*Exercise instructions*. Using the data below, repeat all of it precisely.

*Provided data*.
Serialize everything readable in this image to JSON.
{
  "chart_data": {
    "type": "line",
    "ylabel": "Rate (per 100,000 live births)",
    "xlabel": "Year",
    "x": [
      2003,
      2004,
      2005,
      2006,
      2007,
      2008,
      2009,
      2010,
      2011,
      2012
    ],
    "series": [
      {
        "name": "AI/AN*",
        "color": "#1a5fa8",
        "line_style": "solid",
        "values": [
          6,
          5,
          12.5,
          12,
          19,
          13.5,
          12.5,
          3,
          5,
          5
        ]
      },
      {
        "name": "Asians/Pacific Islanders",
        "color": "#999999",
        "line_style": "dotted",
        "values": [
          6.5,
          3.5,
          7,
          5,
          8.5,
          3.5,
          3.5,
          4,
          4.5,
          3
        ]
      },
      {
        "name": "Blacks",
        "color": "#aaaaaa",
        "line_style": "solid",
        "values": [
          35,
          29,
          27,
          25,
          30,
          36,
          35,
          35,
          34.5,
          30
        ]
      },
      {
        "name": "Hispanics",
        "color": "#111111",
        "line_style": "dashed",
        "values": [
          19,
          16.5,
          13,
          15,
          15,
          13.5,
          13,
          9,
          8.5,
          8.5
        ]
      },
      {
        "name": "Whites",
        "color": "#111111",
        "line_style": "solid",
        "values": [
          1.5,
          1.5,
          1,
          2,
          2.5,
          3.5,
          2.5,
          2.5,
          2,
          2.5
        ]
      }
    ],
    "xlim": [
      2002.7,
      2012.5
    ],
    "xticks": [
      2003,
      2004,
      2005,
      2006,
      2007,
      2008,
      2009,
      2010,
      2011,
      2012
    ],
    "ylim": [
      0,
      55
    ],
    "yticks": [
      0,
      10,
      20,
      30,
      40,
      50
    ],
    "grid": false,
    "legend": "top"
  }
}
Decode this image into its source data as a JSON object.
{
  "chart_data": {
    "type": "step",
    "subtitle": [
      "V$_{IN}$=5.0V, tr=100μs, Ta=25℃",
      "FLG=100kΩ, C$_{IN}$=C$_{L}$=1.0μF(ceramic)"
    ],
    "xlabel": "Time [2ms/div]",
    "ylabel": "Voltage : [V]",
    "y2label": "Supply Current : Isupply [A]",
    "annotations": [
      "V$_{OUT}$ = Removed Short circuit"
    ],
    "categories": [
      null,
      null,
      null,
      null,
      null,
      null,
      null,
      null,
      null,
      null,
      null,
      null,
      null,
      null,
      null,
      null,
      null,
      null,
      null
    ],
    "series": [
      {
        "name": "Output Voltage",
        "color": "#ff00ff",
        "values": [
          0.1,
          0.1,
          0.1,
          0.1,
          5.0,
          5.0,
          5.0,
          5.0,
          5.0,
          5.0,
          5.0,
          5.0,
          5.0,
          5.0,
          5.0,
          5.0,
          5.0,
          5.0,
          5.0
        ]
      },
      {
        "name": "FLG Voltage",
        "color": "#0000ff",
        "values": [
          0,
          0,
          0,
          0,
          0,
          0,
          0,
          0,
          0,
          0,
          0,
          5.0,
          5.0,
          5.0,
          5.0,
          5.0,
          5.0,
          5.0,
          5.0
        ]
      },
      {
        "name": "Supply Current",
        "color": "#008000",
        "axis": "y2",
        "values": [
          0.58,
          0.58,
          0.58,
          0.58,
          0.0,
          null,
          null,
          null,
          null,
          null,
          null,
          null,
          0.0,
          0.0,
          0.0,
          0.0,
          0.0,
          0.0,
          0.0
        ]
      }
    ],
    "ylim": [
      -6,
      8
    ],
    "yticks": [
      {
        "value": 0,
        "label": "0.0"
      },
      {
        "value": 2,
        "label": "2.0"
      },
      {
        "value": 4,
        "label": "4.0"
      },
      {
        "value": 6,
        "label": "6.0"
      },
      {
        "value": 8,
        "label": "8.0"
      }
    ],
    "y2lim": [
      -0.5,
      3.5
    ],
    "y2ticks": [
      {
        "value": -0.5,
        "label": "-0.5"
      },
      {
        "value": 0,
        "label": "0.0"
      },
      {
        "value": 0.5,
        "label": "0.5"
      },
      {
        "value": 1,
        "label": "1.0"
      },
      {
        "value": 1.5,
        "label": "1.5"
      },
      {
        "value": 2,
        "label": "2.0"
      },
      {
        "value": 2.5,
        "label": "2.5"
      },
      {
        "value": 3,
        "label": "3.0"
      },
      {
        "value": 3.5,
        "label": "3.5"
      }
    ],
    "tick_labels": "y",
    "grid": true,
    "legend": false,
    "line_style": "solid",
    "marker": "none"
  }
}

*Response for this exercise*.
Serialize everything readable in this image to JSON.
{
  "chart_data": {
    "type": "line",
    "ylabel": "Rate (per 100,000 live births)",
    "xlabel": "Year",
    "x": [
      2003,
      2004,
      2005,
      2006,
      2007,
      2008,
      2009,
      2010,
      2011,
      2012
    ],
    "series": [
      {
        "name": "AI/AN*",
        "color": "#1a5fa8",
        "line_style": "solid",
        "values": [
          6,
          5,
          12.5,
          12,
          19,
          13.5,
          12.5,
          3,
          5,
          5
        ]
      },
      {
        "name": "Asians/Pacific Islanders",
        "color": "#999999",
        "line_style": "dotted",
        "values": [
          6.5,
          3.5,
          7,
          5,
          8.5,
          3.5,
          3.5,
          4,
          4.5,
          3
        ]
      },
      {
        "name": "Blacks",
        "color": "#aaaaaa",
        "line_style": "solid",
        "values": [
          35,
          29,
          27,
          25,
          30,
          36,
          35,
          35,
          34.5,
          30
        ]
      },
      {
        "name": "Hispanics",
        "color": "#111111",
        "line_style": "dashed",
        "values": [
          19,
          16.5,
          13,
          15,
          15,
          13.5,
          13,
          9,
          8.5,
          8.5
        ]
      },
      {
        "name": "Whites",
        "color": "#111111",
        "line_style": "solid",
        "values": [
          1.5,
          1.5,
          1,
          2,
          2.5,
          3.5,
          2.5,
          2.5,
          2,
          2.5
        ]
      }
    ],
    "xlim": [
      2002.7,
      2012.5
    ],
    "xticks": [
      2003,
      2004,
      2005,
      2006,
      2007,
      2008,
      2009,
      2010,
      2011,
      2012
    ],
    "ylim": [
      0,
      55
    ],
    "yticks": [
      0,
      10,
      20,
      30,
      40,
      50
    ],
    "grid": false,
    "legend": "top"
  }
}
Decode this image into its source data as a JSON object.
{
  "chart_data": {
    "type": "step",
    "subtitle": [
      "V$_{IN}$=5.0V, tr=100μs, Ta=25℃",
      "FLG=100kΩ, C$_{IN}$=C$_{L}$=1.0μF(ceramic)"
    ],
    "xlabel": "Time [2ms/div]",
    "ylabel": "Voltage : [V]",
    "y2label": "Supply Current : Isupply [A]",
    "annotations": [
      "V$_{OUT}$ = Removed Short circuit"
    ],
    "categories": [
      null,
      null,
      null,
      null,
      null,
      null,
      null,
      null,
      null,
      null,
      null,
      null,
      null,
      null,
      null,
      null,
      null,
      null,
      null
    ],
    "series": [
      {
        "name": "Output Voltage",
        "color": "#ff00ff",
        "values": [
          0.1,
          0.1,
          0.1,
          0.1,
          5.0,
          5.0,
          5.0,
          5.0,
          5.0,
          5.0,
          5.0,
          5.0,
          5.0,
          5.0,
          5.0,
          5.0,
          5.0,
          5.0,
          5.0
        ]
      },
      {
        "name": "FLG Voltage",
        "color": "#0000ff",
        "values": [
          0,
          0,
          0,
          0,
          0,
          0,
          0,
          0,
          0,
          0,
          0,
          5.0,
          5.0,
          5.0,
          5.0,
          5.0,
          5.0,
          5.0,
          5.0
        ]
      },
      {
        "name": "Supply Current",
        "color": "#008000",
        "axis": "y2",
        "values": [
          0.58,
          0.58,
          0.58,
          0.58,
          0.0,
          null,
          null,
          null,
          null,
          null,
          null,
          null,
          0.0,
          0.0,
          0.0,
          0.0,
          0.0,
          0.0,
          0.0
        ]
      }
    ],
    "ylim": [
      -6,
      8
    ],
    "yticks": [
      {
        "value": 0,
        "label": "0.0"
      },
      {
        "value": 2,
        "label": "2.0"
      },
      {
        "value": 4,
        "label": "4.0"
      },
      {
        "value": 6,
        "label": "6.0"
      },
      {
        "value": 8,
        "label": "8.0"
      }
    ],
    "y2lim": [
      -0.5,
      3.5
    ],
    "y2ticks": [
      {
        "value": -0.5,
        "label": "-0.5"
      },
      {
        "value": 0,
        "label": "0.0"
      },
      {
        "value": 0.5,
        "label": "0.5"
      },
      {
        "value": 1,
        "label": "1.0"
      },
      {
        "value": 1.5,
        "label": "1.5"
      },
      {
        "value": 2,
        "label": "2.0"
      },
      {
        "value": 2.5,
        "label": "2.5"
      },
      {
        "value": 3,
        "label": "3.0"
      },
      {
        "value": 3.5,
        "label": "3.5"
      }
    ],
    "tick_labels": "y",
    "grid": true,
    "legend": false,
    "line_style": "solid",
    "marker": "none"
  }
}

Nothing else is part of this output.